• Source:
Jim "J-Bone" tells him that his son is dead. Suttree travels to the funeral, but the wife he abandoned doesn't want him there. He is expelled from the town. Back to his friends, he gets drunk and in a fight. That seems to be the routine of his life.
Harrogate comes up with different ways to cheat the government, but he is too clumsy to succeed. First he makes money by collecting rewards for dead bats, but eventually gets caught. Then he discovers a way to crawl underground to the bank's vault, and tries to blow up the wall, but only manages to hurt himself.
Leonard, another friend of Suttree, cheats the government by keeping his dead father hidden in the house, so the government keeps sending the cheque for him. Suttree helps him dump the body in the river.
One day he meets a family. He does business with the father, and makes love to one of the daughters. He and her are stuck for days during a major storm. Eventually, the cliff collapses and she is killed.

• Required actions:
**A.** According to the plot summary, how does Harrogate first make money?
**B.** Turn the paragraph of the plot summary that begins "Harrogate comes up with different ways" into a short bulleted list that keeps its main facts.
**C.** Pick up the plot summary where it stops, writing the next few sentences.

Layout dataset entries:
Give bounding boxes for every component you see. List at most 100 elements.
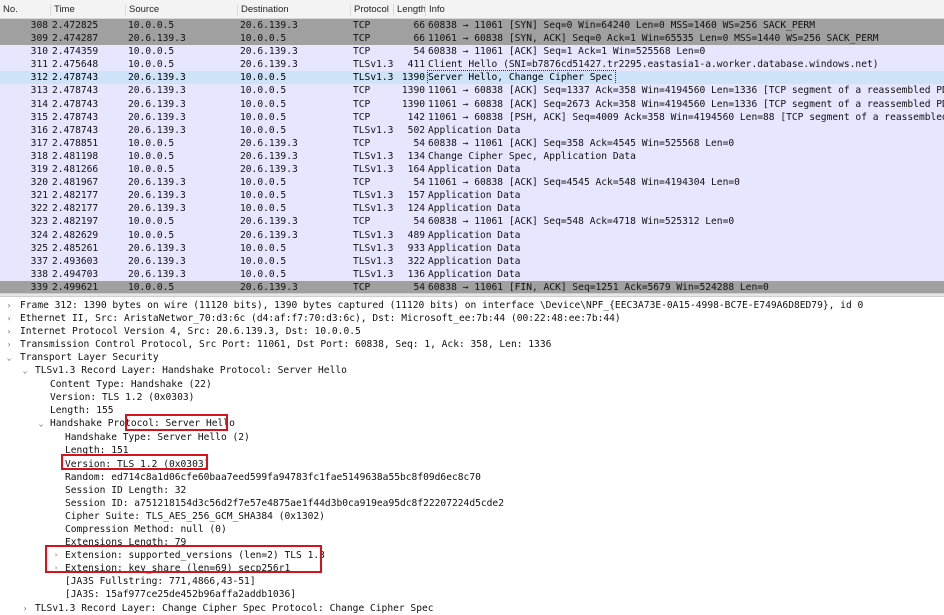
packet-length: 134 [407, 150, 425, 162]
tree-item-ip[interactable]: › Internet Protocol Version 4, Src: 20.6… [0, 325, 944, 338]
packet-time: 2.493603 [52, 255, 99, 267]
packet-destination: 10.0.0.5 [240, 124, 287, 136]
packet-source: 20.6.139.3 [128, 98, 186, 110]
column-header-length[interactable]: Length [393, 4, 426, 16]
packet-row[interactable]: 339 2.499621 10.0.0.5 20.6.139.3 TCP 54 60838 … [0, 280, 944, 294]
packet-row[interactable]: 337 2.493603 20.6.139.3 10.0.0.5 TLSv1.3 322 A… [0, 254, 944, 268]
packet-row[interactable]: 313 2.478743 20.6.139.3 10.0.0.5 TCP 1390 1106… [0, 84, 944, 98]
packet-row[interactable]: 309 2.474287 20.6.139.3 10.0.0.5 TCP 66 11061 … [0, 32, 944, 46]
packet-row[interactable]: 322 2.482177 20.6.139.3 10.0.0.5 TLSv1.3 124 A… [0, 202, 944, 216]
packet-destination: 20.6.139.3 [240, 59, 298, 71]
tree-item-label: Random: ed714c8a1d06cfe60baa7eed599fa947… [65, 471, 481, 483]
packet-destination: 10.0.0.5 [240, 111, 287, 123]
packet-info: 60838 → 11061 [ACK] Seq=548 Ack=4718 Win… [428, 216, 735, 228]
tree-item-label: Transport Layer Security [20, 352, 159, 364]
tree-item-tls[interactable]: ⌄ Transport Layer Security [0, 351, 944, 364]
packet-row[interactable]: 315 2.478743 20.6.139.3 10.0.0.5 TCP 142 11061… [0, 110, 944, 124]
packet-protocol: TCP [353, 137, 371, 149]
expand-arrow-icon[interactable]: › [4, 325, 14, 338]
packet-destination: 10.0.0.5 [240, 255, 287, 267]
field-session-id[interactable]: Session ID: a751218154d3c56d2f7e57e4875a… [0, 497, 944, 510]
packet-row[interactable]: 312 2.478743 20.6.139.3 10.0.0.5 TLSv1.3 1390… [0, 70, 944, 86]
packet-row[interactable]: 317 2.478851 10.0.0.5 20.6.139.3 TCP 54 60838 … [0, 136, 944, 150]
packet-list-pane[interactable]: No. Time Source Destination Protocol Len… [0, 0, 944, 294]
packet-info: Application Data [428, 164, 521, 176]
field-version[interactable]: Version: TLS 1.2 (0x0303) [0, 391, 944, 404]
field-handshake-type[interactable]: Handshake Type: Server Hello (2) [0, 431, 944, 444]
packet-no: 319 [30, 164, 48, 176]
packet-row[interactable]: 323 2.482197 10.0.0.5 20.6.139.3 TCP 54 60838 … [0, 215, 944, 229]
packet-row[interactable]: 338 2.494703 20.6.139.3 10.0.0.5 TLSv1.3 136 A… [0, 267, 944, 281]
tree-item-frame[interactable]: › Frame 312: 1390 bytes on wire (11120 b… [0, 299, 944, 312]
packet-length: 157 [407, 190, 425, 202]
packet-row[interactable]: 321 2.482177 20.6.139.3 10.0.0.5 TLSv1.3 157 A… [0, 189, 944, 203]
expand-arrow-icon[interactable]: › [4, 312, 14, 325]
column-header-info[interactable]: Info [425, 4, 445, 16]
expand-arrow-icon[interactable]: › [4, 299, 14, 312]
field-ja3s[interactable]: [JA3S: 15af977ce25de452b96affa2addb1036] [0, 588, 944, 601]
packet-row[interactable]: 320 2.481967 20.6.139.3 10.0.0.5 TCP 54 11061 … [0, 176, 944, 190]
packet-info: 60838 → 11061 [SYN] Seq=0 Win=64240 Len=… [428, 20, 815, 31]
packet-protocol: TCP [353, 281, 371, 293]
field-ja3s-fullstring[interactable]: [JA3S Fullstring: 771,4866,43-51] [0, 575, 944, 588]
packet-rows: 308 2.472825 10.0.0.5 20.6.139.3 TCP 66 60838 … [0, 19, 944, 294]
packet-row[interactable]: 318 2.481198 10.0.0.5 20.6.139.3 TLSv1.3 134 C… [0, 149, 944, 164]
packet-no: 313 [30, 85, 48, 97]
collapse-arrow-icon[interactable]: ⌄ [4, 351, 14, 364]
packet-time: 2.494703 [52, 268, 99, 280]
collapse-arrow-icon[interactable]: ⌄ [36, 417, 46, 432]
packet-no: 325 [30, 242, 48, 254]
packet-length: 1390 [401, 98, 425, 110]
tree-item-ethernet[interactable]: › Ethernet II, Src: AristaNetwor_70:d3:6… [0, 312, 944, 325]
expand-arrow-icon[interactable]: › [4, 338, 14, 351]
collapse-arrow-icon[interactable]: ⌄ [20, 364, 30, 377]
tree-item-label: Cipher Suite: TLS_AES_256_GCM_SHA384 (0x… [65, 510, 325, 522]
packet-no: 321 [30, 190, 48, 202]
packet-no: 314 [30, 98, 48, 110]
tree-item-record-layer[interactable]: ⌄ TLSv1.3 Record Layer: Handshake Protoc… [0, 364, 944, 377]
packet-row[interactable]: 316 2.478743 20.6.139.3 10.0.0.5 TLSv1.3 502 A… [0, 123, 944, 137]
field-content-type[interactable]: Content Type: Handshake (22) [0, 378, 944, 391]
packet-destination: 20.6.139.3 [240, 281, 298, 293]
packet-protocol: TLSv1.3 [353, 190, 394, 202]
packet-row[interactable]: 325 2.485261 20.6.139.3 10.0.0.5 TLSv1.3 933 A… [0, 241, 944, 255]
packet-length: 411 [407, 59, 425, 71]
packet-protocol: TCP [353, 216, 371, 228]
tree-item-label: [JA3S Fullstring: 771,4866,43-51] [65, 576, 256, 588]
packet-protocol: TLSv1.3 [353, 150, 394, 162]
field-random[interactable]: Random: ed714c8a1d06cfe60baa7eed599fa947… [0, 471, 944, 484]
packet-no: 318 [30, 150, 48, 162]
packet-destination: 10.0.0.5 [240, 268, 287, 280]
packet-source: 10.0.0.5 [128, 150, 175, 162]
packet-time: 2.478743 [52, 124, 99, 136]
field-session-id-length[interactable]: Session ID Length: 32 [0, 484, 944, 497]
packet-protocol: TCP [353, 111, 371, 123]
packet-row[interactable]: 311 2.475648 10.0.0.5 20.6.139.3 TLSv1.3 411 C… [0, 58, 944, 72]
packet-protocol: TCP [353, 46, 371, 58]
packet-row[interactable]: 324 2.482629 10.0.0.5 20.6.139.3 TLSv1.3 489 A… [0, 228, 944, 242]
packet-row[interactable]: 319 2.481266 10.0.0.5 20.6.139.3 TLSv1.3 164 A… [0, 163, 944, 177]
packet-info: 11061 → 60838 [PSH, ACK] Seq=4009 Ack=35… [428, 111, 944, 123]
packet-row[interactable]: 314 2.478743 20.6.139.3 10.0.0.5 TCP 1390 1106… [0, 97, 944, 111]
field-compression[interactable]: Compression Method: null (0) [0, 523, 944, 536]
column-header-protocol[interactable]: Protocol [350, 4, 389, 16]
tree-item-tcp[interactable]: › Transmission Control Protocol, Src Por… [0, 338, 944, 351]
packet-row[interactable]: 310 2.474359 10.0.0.5 20.6.139.3 TCP 54 60838 … [0, 45, 944, 59]
packet-row[interactable]: 308 2.472825 10.0.0.5 20.6.139.3 TCP 66 60838 … [0, 19, 944, 33]
column-header-destination[interactable]: Destination [237, 4, 289, 16]
packet-protocol: TCP [353, 98, 371, 110]
tree-item-record-layer-ccs[interactable]: › TLSv1.3 Record Layer: Change Cipher Sp… [0, 602, 944, 615]
column-header-time[interactable]: Time [50, 4, 75, 16]
packet-destination: 20.6.139.3 [240, 137, 298, 149]
packet-length: 54 [413, 177, 425, 189]
expand-arrow-icon[interactable]: › [20, 602, 30, 615]
packet-destination: 20.6.139.3 [240, 46, 298, 58]
packet-protocol: TLSv1.3 [353, 255, 394, 267]
packet-no: 311 [30, 59, 48, 71]
field-cipher-suite[interactable]: Cipher Suite: TLS_AES_256_GCM_SHA384 (0x… [0, 510, 944, 523]
packet-no: 338 [30, 268, 48, 280]
packet-source: 20.6.139.3 [128, 177, 186, 189]
column-header-source[interactable]: Source [125, 4, 159, 16]
column-header-no[interactable]: No. [0, 4, 18, 16]
packet-info: Change Cipher Spec, Application Data [428, 150, 636, 162]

• Answer set:
**A.** He collects rewards for dead bats.

**B.**
- Harrogate tries several ways to cheat the government but is too clumsy to succeed.
- He first earns money by collecting rewards for dead bats and is eventually caught.
- He then finds a way to crawl underground to the bank's vault.
- He tries to blow up the vault wall but only hurts himself.

**C.**
Things change, and never for the better. Friends die or disperse. Daddy Watson, a railway worker, disappears. Billy Callahan is murdered. J-Bone moves elsewhere.
Suttree moves to town and rents a room. He hooks up with a prostitute, who trusts him with her money. More of his friends die. The only that doesn't change is Harrogate's attempts at cheating the government: this time he found a way to steal money from telephone boots. It works for a while, but eventually he is arrested.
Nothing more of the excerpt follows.